Dataset items
******************************
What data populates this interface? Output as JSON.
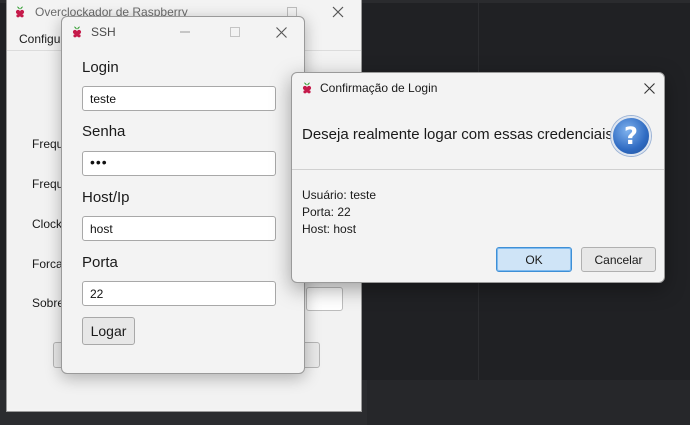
{
  "main_window": {
    "title": "Overclockador de Raspberry",
    "menu": [
      "Configu"
    ],
    "labels": [
      "Frequ",
      "Frequ",
      "Clock",
      "Forcar",
      "Sobre"
    ]
  },
  "ssh_window": {
    "title": "SSH",
    "login_label": "Login",
    "login_value": "teste",
    "senha_label": "Senha",
    "senha_value": "•••",
    "host_label": "Host/Ip",
    "host_value": "host",
    "porta_label": "Porta",
    "porta_value": "22",
    "logar_button": "Logar"
  },
  "dialog": {
    "title": "Confirmação de Login",
    "question": "Deseja realmente logar com essas credenciais?",
    "details": [
      "Usuário: teste",
      "Porta: 22",
      "Host: host"
    ],
    "ok_button": "OK",
    "cancel_button": "Cancelar"
  },
  "icons": {
    "app": "raspberry-icon",
    "question": "question-icon"
  },
  "colors": {
    "desktop": "#202124",
    "window_bg": "#f3f3f3",
    "ok_accent": "#3e8fd6",
    "question_icon": "#2f6bc2"
  }
}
******************************
◆ **Written instruction**
From the entries above, collect every line with the string "title" in it.

◆ **Exercise response**
    "title": "Overclockador de Raspberry",
    "title": "SSH",
    "title": "Confirmação de Login",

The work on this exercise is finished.